>> Start
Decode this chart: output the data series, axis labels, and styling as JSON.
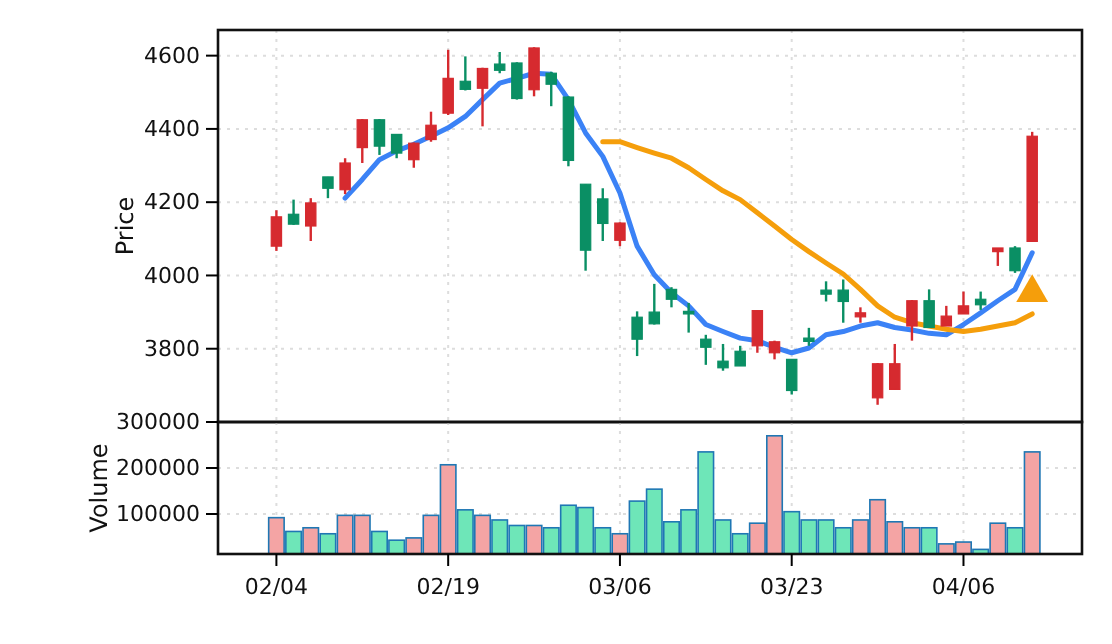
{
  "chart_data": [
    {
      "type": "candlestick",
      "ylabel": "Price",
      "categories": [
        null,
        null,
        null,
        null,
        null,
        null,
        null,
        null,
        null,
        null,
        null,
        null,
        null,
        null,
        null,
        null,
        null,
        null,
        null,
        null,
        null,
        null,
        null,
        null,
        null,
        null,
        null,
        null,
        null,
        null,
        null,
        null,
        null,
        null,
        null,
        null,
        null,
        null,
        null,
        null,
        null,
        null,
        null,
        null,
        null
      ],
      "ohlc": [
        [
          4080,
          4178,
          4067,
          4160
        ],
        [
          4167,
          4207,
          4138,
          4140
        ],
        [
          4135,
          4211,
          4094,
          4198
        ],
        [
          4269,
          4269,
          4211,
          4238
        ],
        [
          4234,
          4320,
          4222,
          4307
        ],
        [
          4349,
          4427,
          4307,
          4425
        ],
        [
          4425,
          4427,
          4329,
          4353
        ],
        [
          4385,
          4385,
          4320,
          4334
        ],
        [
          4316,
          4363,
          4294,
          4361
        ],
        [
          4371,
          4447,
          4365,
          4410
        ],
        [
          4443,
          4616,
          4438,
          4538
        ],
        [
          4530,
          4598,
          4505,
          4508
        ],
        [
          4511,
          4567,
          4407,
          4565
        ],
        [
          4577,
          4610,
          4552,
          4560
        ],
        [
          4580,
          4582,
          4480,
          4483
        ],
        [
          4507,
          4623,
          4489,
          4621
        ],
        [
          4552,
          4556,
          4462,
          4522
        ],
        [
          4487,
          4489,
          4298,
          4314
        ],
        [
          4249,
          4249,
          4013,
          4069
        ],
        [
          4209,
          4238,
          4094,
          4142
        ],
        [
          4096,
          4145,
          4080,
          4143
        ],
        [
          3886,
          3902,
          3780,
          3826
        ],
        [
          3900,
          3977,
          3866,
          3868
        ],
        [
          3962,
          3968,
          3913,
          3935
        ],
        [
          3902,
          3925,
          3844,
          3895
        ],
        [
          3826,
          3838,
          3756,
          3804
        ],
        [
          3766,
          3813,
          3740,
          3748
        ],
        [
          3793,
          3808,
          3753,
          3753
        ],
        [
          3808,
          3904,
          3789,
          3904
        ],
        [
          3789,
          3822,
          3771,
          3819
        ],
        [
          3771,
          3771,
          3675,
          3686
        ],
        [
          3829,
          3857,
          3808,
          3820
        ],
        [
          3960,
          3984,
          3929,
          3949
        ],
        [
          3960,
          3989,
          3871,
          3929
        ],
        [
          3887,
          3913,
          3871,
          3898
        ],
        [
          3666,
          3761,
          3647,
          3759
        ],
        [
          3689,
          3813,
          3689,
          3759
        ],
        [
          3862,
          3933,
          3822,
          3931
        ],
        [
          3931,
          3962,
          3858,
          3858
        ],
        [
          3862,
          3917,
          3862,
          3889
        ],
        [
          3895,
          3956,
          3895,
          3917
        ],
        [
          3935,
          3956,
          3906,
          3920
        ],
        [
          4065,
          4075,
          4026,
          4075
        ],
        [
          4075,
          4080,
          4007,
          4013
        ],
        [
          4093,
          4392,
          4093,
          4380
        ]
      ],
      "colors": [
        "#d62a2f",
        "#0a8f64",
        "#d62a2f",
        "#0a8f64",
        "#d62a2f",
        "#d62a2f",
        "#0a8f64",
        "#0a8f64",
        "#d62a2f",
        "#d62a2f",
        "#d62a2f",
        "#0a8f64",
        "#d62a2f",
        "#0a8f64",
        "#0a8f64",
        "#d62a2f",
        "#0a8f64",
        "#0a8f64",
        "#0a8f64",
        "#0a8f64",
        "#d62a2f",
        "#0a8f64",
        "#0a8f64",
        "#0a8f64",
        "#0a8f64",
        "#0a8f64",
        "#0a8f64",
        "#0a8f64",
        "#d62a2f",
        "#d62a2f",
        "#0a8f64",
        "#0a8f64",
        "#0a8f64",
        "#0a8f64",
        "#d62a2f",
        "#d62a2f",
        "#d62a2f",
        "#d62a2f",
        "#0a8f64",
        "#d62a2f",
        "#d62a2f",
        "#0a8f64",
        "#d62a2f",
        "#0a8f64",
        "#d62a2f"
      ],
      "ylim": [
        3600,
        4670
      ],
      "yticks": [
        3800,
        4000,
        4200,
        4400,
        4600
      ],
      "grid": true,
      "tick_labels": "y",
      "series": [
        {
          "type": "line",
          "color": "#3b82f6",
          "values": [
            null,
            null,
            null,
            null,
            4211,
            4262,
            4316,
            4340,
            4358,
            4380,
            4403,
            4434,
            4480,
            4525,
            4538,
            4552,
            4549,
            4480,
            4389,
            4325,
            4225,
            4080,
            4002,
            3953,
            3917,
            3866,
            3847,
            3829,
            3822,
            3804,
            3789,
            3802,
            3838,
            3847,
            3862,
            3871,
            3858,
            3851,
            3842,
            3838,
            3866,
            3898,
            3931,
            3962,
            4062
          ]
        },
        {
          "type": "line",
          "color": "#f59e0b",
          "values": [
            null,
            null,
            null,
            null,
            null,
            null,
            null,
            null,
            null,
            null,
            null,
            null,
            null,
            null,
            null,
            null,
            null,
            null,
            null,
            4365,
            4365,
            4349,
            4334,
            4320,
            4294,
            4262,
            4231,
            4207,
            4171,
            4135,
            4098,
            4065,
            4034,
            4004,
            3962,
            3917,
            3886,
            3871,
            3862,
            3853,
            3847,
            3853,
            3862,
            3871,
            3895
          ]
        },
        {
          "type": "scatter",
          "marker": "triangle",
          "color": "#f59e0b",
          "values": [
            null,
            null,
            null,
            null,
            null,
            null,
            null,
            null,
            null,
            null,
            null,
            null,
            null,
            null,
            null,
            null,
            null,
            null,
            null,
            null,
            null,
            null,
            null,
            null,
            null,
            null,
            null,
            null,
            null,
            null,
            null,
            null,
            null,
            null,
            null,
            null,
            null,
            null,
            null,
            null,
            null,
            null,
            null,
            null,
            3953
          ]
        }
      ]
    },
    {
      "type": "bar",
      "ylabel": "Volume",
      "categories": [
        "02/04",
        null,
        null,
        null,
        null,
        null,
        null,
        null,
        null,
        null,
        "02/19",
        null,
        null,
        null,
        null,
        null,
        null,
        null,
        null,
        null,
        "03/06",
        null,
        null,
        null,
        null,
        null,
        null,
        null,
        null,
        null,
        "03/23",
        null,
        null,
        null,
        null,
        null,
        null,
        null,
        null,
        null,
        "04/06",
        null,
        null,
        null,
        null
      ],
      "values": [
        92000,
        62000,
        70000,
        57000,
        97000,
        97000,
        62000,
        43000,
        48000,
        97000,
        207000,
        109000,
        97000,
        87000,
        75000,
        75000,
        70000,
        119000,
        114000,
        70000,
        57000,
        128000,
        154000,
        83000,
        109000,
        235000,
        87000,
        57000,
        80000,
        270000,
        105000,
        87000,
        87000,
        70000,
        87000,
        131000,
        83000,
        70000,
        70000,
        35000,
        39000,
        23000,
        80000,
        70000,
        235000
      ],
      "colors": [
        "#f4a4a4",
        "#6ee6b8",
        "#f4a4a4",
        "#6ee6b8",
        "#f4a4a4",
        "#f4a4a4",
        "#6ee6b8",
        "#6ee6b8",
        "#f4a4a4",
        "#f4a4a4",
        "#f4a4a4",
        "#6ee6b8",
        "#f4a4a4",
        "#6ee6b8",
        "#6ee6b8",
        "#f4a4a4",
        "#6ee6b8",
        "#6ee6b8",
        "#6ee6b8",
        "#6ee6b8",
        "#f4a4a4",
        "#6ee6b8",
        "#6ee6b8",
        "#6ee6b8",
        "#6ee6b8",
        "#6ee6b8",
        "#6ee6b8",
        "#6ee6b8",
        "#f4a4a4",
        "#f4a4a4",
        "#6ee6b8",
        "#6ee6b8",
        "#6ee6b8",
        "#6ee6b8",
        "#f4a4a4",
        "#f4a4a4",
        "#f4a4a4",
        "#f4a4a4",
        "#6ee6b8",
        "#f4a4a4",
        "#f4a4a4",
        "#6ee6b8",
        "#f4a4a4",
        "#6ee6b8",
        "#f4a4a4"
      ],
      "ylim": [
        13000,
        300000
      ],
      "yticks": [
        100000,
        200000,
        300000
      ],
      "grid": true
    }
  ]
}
>> End
>> Start
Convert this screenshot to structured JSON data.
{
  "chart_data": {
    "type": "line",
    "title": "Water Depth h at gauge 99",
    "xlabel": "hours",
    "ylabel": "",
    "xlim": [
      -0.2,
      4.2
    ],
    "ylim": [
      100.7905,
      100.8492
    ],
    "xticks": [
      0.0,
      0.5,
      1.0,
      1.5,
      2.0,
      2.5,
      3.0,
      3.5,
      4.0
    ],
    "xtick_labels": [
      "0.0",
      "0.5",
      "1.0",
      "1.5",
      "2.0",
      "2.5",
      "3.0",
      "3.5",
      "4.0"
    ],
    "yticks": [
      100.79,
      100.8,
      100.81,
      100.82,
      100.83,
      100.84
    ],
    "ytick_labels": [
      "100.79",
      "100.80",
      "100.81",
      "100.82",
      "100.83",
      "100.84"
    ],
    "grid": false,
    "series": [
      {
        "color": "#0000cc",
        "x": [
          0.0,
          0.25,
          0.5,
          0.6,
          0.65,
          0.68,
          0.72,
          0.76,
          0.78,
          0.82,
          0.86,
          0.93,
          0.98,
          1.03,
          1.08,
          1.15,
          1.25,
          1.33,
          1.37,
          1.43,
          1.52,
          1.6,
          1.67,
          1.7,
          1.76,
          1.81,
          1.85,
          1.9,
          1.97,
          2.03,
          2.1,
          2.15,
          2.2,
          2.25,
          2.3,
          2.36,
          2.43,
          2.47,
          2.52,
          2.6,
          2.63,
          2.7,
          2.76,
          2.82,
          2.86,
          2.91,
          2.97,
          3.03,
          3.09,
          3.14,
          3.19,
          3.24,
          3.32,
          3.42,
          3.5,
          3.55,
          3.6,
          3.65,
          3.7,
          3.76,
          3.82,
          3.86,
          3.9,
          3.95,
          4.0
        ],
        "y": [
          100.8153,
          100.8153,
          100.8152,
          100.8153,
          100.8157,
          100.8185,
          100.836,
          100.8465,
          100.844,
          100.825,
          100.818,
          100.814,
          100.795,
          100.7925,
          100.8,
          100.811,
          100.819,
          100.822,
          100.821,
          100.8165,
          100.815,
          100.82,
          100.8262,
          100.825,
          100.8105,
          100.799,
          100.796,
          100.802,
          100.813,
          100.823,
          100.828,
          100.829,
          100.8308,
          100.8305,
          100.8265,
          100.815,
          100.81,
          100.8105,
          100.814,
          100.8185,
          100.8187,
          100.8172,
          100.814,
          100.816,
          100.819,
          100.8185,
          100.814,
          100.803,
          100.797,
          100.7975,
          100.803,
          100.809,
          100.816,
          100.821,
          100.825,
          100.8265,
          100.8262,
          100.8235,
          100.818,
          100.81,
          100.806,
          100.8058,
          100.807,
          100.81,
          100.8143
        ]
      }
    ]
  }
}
>> End
WRITTEN TASK: Gather every line from the listing above in which "JSON" appears, and copy those lines.

EXERCISE RESULT:
Decode this chart: output the data series, axis labels, and styling as JSON.
Convert this screenshot to structured JSON data.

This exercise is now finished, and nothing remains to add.